--- start Working data ---

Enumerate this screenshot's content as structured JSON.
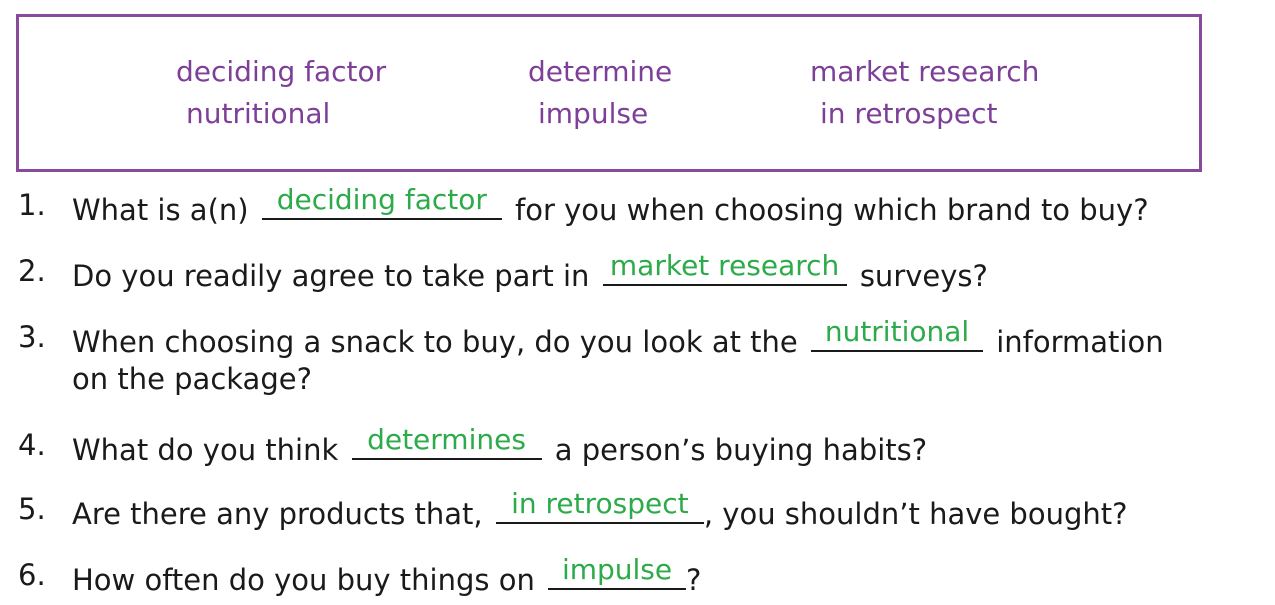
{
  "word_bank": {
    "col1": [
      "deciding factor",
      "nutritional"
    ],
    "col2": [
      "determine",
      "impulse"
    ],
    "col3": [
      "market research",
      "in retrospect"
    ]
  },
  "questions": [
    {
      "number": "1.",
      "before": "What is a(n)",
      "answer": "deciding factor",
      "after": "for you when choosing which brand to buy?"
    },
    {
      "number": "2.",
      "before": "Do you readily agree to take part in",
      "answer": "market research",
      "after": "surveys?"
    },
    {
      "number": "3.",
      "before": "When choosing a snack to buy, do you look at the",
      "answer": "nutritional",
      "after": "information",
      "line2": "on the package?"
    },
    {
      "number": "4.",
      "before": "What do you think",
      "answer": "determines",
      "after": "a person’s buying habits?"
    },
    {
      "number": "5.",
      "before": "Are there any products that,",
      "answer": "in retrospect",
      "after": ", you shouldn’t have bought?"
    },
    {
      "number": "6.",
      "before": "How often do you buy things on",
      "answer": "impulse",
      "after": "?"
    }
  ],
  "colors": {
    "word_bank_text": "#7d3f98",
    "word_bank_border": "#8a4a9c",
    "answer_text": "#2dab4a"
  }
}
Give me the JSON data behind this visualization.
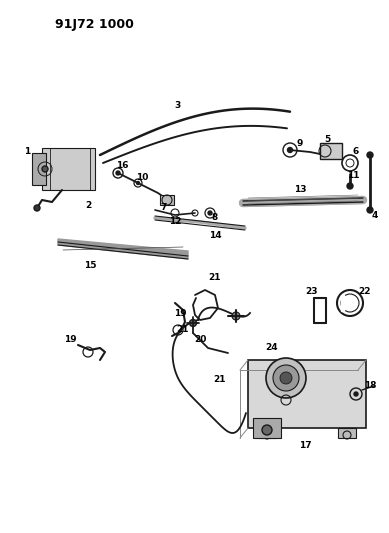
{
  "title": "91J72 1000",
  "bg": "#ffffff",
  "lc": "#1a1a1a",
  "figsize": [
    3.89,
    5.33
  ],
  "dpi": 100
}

--- end Working data ---

### What the task requires
Write out exactly the lines from the line containing "Give me the" through the last line of the listing above, please, and leave out any pictures.

### Full output
Give me the JSON data behind this visualization.
{
  "title": "91J72 1000",
  "bg": "#ffffff",
  "lc": "#1a1a1a",
  "figsize": [
    3.89,
    5.33
  ],
  "dpi": 100
}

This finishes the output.